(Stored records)
• • • • • • •
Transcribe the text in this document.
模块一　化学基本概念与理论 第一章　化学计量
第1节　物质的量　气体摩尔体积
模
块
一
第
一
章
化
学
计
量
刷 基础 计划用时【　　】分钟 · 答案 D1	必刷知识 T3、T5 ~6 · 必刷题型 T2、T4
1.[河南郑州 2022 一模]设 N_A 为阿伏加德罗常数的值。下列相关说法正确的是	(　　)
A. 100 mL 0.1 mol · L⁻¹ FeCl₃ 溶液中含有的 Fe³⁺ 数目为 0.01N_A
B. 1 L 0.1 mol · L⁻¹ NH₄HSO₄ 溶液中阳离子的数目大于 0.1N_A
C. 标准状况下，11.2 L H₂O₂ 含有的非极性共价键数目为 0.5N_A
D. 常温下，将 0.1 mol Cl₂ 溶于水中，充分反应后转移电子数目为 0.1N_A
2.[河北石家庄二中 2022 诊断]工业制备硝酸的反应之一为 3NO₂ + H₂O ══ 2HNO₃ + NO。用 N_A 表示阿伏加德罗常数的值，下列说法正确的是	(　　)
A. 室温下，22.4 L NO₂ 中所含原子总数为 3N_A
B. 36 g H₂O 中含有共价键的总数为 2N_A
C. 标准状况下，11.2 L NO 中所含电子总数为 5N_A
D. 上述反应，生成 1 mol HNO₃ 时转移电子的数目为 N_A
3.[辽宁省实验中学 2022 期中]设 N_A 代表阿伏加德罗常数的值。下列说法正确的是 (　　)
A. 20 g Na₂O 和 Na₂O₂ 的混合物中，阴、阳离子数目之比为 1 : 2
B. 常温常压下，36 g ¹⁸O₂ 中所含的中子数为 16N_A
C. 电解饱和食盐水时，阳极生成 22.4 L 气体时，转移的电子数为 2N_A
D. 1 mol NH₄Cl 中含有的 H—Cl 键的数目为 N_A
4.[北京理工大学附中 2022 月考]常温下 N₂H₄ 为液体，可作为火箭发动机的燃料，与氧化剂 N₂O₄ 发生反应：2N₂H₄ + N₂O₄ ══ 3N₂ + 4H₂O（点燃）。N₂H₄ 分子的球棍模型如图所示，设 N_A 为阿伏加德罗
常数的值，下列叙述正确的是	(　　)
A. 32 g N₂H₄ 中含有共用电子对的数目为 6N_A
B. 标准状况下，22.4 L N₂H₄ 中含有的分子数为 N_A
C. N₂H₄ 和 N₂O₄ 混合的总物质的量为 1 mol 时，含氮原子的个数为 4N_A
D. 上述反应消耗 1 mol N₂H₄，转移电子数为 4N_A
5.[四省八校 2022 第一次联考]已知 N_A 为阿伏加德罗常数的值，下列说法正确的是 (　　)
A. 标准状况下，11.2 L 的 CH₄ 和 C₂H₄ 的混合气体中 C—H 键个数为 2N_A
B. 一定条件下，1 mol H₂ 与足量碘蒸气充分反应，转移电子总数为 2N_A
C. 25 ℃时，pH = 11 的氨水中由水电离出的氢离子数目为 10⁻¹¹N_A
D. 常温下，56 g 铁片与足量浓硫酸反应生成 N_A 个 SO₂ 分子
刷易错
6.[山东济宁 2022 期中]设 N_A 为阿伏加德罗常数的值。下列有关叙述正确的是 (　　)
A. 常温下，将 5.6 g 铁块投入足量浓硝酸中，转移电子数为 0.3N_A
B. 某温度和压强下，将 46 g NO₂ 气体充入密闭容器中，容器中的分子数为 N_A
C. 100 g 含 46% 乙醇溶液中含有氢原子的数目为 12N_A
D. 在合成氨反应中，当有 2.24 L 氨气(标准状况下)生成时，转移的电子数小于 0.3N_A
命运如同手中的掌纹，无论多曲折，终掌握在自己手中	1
• • • • • • •
Using the data above, output each line exactly.

(Worked solution)
Transcribe the text in this document.
模块一　化学基本概念与理论 第一章　化学计量
第1节　物质的量　气体摩尔体积
模
块
一
第
一
章
化
学
计
量
刷 基础 计划用时【　　】分钟 · 答案 D1	必刷知识 T3、T5 ~6 · 必刷题型 T2、T4
1.[河南郑州 2022 一模]设 N_A 为阿伏加德罗常数的值。下列相关说法正确的是	(　　)
A. 100 mL 0.1 mol · L⁻¹ FeCl₃ 溶液中含有的 Fe³⁺ 数目为 0.01N_A
B. 1 L 0.1 mol · L⁻¹ NH₄HSO₄ 溶液中阳离子的数目大于 0.1N_A
C. 标准状况下，11.2 L H₂O₂ 含有的非极性共价键数目为 0.5N_A
D. 常温下，将 0.1 mol Cl₂ 溶于水中，充分反应后转移电子数目为 0.1N_A
2.[河北石家庄二中 2022 诊断]工业制备硝酸的反应之一为 3NO₂ + H₂O ══ 2HNO₃ + NO。用 N_A 表示阿伏加德罗常数的值，下列说法正确的是	(　　)
A. 室温下，22.4 L NO₂ 中所含原子总数为 3N_A
B. 36 g H₂O 中含有共价键的总数为 2N_A
C. 标准状况下，11.2 L NO 中所含电子总数为 5N_A
D. 上述反应，生成 1 mol HNO₃ 时转移电子的数目为 N_A
3.[辽宁省实验中学 2022 期中]设 N_A 代表阿伏加德罗常数的值。下列说法正确的是 (　　)
A. 20 g Na₂O 和 Na₂O₂ 的混合物中，阴、阳离子数目之比为 1 : 2
B. 常温常压下，36 g ¹⁸O₂ 中所含的中子数为 16N_A
C. 电解饱和食盐水时，阳极生成 22.4 L 气体时，转移的电子数为 2N_A
D. 1 mol NH₄Cl 中含有的 H—Cl 键的数目为 N_A
4.[北京理工大学附中 2022 月考]常温下 N₂H₄ 为液体，可作为火箭发动机的燃料，与氧化剂 N₂O₄ 发生反应：2N₂H₄ + N₂O₄ ══ 3N₂ + 4H₂O（点燃）。N₂H₄ 分子的球棍模型如图所示，设 N_A 为阿伏加德罗
常数的值，下列叙述正确的是	(　　)
A. 32 g N₂H₄ 中含有共用电子对的数目为 6N_A
B. 标准状况下，22.4 L N₂H₄ 中含有的分子数为 N_A
C. N₂H₄ 和 N₂O₄ 混合的总物质的量为 1 mol 时，含氮原子的个数为 4N_A
D. 上述反应消耗 1 mol N₂H₄，转移电子数为 4N_A
5.[四省八校 2022 第一次联考]已知 N_A 为阿伏加德罗常数的值，下列说法正确的是 (　　)
A. 标准状况下，11.2 L 的 CH₄ 和 C₂H₄ 的混合气体中 C—H 键个数为 2N_A
B. 一定条件下，1 mol H₂ 与足量碘蒸气充分反应，转移电子总数为 2N_A
C. 25 ℃时，pH = 11 的氨水中由水电离出的氢离子数目为 10⁻¹¹N_A
D. 常温下，56 g 铁片与足量浓硫酸反应生成 N_A 个 SO₂ 分子
刷易错
6.[山东济宁 2022 期中]设 N_A 为阿伏加德罗常数的值。下列有关叙述正确的是 (　　)
A. 常温下，将 5.6 g 铁块投入足量浓硝酸中，转移电子数为 0.3N_A
B. 某温度和压强下，将 46 g NO₂ 气体充入密闭容器中，容器中的分子数为 N_A
C. 100 g 含 46% 乙醇溶液中含有氢原子的数目为 12N_A
D. 在合成氨反应中，当有 2.24 L 氨气(标准状况下)生成时，转移的电子数小于 0.3N_A
命运如同手中的掌纹，无论多曲折，终掌握在自己手中	1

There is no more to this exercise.